■ Records about charts and figures ■
^^^^
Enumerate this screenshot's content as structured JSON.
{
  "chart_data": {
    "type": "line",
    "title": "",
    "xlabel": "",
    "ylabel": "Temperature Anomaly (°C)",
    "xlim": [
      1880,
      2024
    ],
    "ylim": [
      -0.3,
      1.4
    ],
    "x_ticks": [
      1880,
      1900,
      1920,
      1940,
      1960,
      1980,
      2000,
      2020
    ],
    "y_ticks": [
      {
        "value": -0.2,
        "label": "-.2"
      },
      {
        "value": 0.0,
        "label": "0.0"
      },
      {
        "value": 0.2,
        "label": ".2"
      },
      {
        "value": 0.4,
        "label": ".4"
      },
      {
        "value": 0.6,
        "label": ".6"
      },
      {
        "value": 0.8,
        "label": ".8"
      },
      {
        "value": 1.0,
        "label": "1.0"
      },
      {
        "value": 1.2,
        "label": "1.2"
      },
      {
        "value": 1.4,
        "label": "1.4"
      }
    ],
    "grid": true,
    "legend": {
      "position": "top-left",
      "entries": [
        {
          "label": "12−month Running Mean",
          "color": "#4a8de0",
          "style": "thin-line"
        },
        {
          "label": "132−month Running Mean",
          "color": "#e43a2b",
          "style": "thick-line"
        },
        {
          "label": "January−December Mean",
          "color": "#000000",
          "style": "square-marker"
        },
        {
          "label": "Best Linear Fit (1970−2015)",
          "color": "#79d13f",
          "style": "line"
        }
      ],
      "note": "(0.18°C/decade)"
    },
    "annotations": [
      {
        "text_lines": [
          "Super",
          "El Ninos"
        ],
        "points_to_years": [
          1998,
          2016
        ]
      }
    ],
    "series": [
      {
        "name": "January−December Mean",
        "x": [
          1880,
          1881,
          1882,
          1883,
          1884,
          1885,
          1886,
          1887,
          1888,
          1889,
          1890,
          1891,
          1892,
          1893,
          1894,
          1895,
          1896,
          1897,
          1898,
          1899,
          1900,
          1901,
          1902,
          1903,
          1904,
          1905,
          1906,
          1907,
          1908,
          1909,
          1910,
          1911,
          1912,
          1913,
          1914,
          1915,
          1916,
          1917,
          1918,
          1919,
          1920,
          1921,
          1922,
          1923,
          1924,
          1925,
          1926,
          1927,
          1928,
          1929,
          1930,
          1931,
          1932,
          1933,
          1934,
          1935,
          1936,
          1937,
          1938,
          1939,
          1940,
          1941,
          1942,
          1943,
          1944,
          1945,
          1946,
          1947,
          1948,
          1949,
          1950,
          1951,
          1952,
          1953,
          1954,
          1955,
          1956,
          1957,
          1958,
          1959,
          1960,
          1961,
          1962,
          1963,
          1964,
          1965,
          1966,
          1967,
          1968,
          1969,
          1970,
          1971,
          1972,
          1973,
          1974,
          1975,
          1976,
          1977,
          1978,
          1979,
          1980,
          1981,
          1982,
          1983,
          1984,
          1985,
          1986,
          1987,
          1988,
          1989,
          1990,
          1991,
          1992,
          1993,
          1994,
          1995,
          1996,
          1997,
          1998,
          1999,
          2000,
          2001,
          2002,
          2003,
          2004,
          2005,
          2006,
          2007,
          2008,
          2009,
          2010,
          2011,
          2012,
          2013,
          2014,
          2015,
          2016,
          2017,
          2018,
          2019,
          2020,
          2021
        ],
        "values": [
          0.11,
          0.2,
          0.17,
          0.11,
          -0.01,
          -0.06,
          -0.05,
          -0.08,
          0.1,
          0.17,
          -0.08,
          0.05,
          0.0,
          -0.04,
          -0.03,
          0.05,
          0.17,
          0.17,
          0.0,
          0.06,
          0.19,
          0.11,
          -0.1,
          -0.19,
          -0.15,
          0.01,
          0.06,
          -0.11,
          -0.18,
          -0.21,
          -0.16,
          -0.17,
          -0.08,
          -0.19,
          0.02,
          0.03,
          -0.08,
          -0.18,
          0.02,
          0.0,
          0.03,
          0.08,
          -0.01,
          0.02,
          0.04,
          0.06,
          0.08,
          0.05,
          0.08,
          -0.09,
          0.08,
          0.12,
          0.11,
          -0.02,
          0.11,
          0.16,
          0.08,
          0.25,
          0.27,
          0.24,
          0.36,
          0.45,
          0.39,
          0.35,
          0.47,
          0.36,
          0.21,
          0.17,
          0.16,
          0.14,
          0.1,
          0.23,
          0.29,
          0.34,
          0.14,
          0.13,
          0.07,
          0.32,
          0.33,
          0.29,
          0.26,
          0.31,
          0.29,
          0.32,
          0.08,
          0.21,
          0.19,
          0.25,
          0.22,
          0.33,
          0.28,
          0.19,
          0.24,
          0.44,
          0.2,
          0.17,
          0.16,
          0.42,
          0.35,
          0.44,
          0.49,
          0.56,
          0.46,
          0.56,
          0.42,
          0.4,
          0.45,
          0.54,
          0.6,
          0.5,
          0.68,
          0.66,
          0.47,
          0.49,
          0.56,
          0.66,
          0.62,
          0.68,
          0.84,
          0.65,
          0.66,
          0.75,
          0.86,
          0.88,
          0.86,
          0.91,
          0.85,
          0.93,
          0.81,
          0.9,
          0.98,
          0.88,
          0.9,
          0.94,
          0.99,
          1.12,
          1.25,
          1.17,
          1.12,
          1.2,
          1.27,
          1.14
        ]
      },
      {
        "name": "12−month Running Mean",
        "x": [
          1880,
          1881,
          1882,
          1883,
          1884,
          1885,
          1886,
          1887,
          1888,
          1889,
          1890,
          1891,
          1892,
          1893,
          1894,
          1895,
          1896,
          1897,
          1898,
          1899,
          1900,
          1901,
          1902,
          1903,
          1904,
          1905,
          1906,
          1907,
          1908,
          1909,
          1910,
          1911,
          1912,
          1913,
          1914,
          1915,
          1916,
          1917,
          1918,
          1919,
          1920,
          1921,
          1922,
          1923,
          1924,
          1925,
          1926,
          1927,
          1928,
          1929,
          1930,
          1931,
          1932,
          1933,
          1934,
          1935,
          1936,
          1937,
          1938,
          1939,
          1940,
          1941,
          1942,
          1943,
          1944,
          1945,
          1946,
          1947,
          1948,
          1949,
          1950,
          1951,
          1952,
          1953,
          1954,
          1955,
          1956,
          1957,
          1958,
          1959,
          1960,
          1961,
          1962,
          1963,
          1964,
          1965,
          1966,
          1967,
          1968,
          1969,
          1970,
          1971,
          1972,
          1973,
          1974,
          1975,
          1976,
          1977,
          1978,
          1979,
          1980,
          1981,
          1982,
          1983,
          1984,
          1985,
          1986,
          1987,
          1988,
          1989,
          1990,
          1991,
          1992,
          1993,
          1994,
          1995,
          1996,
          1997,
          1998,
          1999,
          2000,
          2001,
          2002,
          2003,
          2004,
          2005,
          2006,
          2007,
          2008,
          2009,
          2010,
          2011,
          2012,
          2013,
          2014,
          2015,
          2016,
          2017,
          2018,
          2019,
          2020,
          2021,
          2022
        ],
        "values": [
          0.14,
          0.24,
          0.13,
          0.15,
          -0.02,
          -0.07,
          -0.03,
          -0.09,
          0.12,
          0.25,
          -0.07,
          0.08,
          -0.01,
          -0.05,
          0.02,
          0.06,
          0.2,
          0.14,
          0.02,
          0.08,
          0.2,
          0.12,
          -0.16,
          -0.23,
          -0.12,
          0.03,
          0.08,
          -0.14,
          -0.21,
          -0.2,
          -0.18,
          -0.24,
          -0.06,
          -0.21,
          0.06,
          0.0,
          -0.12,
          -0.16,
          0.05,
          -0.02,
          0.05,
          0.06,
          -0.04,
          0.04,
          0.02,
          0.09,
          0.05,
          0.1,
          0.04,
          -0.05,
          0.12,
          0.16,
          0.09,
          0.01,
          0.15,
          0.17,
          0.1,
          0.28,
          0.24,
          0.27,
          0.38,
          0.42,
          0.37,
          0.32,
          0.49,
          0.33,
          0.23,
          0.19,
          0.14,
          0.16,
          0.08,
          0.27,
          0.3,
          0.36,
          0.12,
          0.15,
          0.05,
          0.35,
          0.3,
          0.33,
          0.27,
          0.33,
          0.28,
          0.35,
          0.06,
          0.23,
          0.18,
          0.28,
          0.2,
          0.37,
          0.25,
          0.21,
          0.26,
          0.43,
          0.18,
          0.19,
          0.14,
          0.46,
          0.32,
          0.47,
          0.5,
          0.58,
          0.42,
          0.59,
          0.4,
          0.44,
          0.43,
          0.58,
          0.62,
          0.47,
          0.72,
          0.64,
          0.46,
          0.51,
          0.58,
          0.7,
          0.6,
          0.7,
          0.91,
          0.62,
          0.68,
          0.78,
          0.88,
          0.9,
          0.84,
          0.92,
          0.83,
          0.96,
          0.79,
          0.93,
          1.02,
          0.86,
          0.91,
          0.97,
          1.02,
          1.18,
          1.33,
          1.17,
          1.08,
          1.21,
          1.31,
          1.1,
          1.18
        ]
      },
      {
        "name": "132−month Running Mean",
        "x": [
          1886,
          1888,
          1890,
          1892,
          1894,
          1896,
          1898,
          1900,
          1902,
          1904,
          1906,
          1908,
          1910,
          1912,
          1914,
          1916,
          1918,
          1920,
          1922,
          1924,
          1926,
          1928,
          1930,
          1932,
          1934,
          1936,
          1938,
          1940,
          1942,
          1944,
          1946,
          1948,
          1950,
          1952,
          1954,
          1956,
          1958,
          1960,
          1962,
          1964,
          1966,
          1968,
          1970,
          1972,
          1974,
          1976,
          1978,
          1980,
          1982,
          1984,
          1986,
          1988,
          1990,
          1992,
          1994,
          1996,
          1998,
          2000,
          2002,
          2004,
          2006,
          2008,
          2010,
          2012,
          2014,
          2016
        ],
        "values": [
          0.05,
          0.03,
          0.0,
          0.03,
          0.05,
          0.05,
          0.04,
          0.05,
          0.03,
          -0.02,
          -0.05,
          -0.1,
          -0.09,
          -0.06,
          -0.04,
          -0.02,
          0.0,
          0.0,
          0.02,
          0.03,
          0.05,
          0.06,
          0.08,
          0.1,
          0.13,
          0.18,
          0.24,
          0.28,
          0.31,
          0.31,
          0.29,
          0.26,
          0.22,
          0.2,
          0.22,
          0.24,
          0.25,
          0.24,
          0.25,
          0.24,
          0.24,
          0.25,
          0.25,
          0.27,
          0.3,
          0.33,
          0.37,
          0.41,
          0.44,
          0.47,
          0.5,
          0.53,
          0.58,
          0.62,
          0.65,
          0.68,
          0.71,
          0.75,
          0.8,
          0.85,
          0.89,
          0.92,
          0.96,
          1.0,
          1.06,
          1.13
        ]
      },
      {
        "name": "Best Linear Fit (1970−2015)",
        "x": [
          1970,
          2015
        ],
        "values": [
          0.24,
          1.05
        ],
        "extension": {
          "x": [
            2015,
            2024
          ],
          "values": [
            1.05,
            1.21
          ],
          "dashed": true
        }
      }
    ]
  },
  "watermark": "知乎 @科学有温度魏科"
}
^^^^
■ DIRECTIVE ■
Which lines contain "Mean"? Copy each of them out.

■ TASK RESPONSE ■
          "label": "12−month Running Mean",
          "label": "132−month Running Mean",
          "label": "January−December Mean",
        "name": "January−December Mean",
        "name": "12−month Running Mean",
        "name": "132−month Running Mean",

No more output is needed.